**Challenge**
Give the number of lines containing the word "climatology", and nothing else.

(Extracts from a graphics dataset)
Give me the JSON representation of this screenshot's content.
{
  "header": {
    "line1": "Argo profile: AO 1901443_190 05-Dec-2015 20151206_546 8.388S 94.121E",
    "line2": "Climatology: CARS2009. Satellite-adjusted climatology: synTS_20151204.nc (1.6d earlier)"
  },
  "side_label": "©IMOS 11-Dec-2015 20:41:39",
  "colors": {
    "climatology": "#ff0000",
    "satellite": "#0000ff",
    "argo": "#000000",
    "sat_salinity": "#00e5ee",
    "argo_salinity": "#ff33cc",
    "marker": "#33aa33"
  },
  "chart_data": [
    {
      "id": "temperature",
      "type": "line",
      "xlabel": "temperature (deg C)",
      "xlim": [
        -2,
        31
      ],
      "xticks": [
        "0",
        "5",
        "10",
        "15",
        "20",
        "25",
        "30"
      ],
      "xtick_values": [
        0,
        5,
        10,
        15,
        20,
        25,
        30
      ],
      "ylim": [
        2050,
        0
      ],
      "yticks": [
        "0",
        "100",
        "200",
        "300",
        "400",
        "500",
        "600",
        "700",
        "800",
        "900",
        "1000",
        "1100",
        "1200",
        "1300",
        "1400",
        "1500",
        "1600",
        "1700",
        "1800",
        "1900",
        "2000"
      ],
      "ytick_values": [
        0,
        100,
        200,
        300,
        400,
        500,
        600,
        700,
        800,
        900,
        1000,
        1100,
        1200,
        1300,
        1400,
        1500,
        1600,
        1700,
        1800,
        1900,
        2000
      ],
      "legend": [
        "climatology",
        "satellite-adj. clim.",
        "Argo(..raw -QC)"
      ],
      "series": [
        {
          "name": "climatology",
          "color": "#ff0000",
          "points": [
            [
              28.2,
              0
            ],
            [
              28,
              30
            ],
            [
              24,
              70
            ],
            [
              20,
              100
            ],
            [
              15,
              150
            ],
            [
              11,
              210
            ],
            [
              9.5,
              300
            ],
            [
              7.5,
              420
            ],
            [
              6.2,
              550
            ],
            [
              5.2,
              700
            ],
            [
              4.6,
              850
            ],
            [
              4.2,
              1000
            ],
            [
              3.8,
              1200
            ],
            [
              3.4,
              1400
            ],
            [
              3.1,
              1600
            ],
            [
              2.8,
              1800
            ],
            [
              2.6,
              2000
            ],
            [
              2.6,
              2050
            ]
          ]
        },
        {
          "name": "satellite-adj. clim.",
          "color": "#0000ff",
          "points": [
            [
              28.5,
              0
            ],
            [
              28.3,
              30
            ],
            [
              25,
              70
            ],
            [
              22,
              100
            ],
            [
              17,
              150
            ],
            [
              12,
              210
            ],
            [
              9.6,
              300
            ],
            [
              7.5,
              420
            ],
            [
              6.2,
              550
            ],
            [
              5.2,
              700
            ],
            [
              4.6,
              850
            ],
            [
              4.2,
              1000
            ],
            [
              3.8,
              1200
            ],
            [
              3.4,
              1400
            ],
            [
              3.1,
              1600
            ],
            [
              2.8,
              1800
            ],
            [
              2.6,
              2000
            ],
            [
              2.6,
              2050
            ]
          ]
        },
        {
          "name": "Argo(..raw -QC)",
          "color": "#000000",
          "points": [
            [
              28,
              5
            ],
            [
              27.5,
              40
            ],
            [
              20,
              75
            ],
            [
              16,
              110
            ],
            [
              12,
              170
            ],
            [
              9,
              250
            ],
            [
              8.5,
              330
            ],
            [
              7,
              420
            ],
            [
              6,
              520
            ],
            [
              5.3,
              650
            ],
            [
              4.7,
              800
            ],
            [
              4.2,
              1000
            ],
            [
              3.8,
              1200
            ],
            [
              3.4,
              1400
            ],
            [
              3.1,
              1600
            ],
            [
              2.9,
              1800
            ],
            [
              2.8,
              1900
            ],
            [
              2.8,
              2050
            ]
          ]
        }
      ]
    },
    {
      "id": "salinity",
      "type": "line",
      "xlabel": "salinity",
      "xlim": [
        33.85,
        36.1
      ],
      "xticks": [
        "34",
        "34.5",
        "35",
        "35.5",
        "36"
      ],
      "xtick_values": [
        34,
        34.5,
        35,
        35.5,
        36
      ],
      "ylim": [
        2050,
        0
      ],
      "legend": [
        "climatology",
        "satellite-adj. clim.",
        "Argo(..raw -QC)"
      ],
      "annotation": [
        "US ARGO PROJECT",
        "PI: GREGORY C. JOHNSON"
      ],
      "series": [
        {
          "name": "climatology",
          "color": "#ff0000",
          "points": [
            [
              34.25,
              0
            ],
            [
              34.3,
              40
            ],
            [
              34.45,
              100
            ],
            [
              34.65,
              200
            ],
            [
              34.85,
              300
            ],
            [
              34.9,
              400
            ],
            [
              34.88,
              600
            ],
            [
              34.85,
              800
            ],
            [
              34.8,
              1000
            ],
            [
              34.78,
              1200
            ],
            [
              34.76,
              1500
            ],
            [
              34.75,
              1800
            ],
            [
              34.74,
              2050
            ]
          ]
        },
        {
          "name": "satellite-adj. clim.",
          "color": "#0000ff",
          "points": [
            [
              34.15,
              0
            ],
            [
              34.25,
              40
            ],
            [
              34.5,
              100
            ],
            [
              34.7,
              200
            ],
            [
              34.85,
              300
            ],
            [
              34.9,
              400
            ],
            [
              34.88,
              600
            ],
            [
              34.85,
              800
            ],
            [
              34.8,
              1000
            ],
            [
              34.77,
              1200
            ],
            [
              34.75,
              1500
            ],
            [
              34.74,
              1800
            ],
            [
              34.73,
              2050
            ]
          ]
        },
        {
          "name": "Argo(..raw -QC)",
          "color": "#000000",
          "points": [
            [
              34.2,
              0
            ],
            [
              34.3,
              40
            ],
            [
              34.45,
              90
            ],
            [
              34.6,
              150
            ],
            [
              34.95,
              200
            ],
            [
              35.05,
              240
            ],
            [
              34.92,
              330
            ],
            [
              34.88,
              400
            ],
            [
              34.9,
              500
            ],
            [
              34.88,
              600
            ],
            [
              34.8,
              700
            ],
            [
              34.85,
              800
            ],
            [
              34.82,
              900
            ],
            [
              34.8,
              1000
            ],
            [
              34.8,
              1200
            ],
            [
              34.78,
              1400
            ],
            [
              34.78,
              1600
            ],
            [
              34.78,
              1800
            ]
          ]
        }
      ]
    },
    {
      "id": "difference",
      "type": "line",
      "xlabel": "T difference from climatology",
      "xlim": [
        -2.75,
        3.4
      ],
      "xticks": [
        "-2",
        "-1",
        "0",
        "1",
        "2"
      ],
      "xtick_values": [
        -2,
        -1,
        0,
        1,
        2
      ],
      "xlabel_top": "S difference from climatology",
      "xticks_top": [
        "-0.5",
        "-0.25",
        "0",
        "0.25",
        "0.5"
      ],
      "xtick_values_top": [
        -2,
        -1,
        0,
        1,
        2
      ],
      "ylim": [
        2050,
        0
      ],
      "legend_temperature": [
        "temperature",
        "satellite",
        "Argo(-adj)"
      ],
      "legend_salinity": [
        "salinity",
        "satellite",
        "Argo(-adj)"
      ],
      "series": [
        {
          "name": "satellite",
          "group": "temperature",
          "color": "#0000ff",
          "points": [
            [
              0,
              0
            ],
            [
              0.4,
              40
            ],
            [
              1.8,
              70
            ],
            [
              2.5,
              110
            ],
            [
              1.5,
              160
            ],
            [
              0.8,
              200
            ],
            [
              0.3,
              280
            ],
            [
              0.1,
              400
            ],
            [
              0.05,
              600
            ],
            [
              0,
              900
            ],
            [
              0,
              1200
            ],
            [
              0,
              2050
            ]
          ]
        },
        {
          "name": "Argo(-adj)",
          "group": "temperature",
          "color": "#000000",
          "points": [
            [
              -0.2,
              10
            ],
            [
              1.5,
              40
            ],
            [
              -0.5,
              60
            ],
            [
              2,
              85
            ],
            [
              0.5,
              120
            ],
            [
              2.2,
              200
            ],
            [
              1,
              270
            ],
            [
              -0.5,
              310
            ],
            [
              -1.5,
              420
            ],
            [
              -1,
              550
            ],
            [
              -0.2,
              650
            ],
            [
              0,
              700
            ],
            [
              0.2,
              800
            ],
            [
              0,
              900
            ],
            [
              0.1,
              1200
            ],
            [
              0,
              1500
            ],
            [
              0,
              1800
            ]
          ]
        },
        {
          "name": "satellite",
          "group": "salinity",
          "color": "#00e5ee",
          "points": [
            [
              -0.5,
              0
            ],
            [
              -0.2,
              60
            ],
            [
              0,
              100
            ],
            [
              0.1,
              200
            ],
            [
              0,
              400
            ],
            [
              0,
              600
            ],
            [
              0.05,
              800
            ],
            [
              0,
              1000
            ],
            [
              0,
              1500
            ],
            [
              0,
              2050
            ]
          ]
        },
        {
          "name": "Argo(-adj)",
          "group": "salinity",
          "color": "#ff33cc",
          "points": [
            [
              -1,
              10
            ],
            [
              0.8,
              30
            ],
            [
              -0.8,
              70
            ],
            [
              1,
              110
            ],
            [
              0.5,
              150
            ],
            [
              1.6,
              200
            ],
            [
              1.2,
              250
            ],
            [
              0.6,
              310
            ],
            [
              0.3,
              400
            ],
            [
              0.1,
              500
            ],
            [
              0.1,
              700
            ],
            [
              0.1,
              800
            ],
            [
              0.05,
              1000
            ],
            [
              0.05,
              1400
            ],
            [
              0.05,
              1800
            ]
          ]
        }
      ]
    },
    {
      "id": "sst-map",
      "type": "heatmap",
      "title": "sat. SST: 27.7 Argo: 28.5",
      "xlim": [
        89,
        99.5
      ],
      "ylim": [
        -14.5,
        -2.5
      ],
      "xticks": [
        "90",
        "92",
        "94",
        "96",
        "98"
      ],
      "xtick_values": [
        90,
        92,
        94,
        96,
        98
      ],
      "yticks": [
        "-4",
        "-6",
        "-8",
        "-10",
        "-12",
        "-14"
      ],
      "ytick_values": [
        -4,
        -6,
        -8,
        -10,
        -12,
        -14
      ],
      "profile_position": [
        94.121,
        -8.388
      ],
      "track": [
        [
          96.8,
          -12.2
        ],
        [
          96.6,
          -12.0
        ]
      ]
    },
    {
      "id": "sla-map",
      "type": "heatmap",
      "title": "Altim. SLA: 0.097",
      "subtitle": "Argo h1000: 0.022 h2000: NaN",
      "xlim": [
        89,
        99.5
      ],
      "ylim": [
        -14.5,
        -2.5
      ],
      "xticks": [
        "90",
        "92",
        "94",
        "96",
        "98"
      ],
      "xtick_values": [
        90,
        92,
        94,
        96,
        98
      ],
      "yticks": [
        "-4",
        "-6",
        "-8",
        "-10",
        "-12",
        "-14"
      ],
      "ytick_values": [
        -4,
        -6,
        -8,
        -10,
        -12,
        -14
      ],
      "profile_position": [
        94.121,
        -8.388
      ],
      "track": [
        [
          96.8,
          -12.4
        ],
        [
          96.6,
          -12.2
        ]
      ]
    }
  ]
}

**Task answer**
8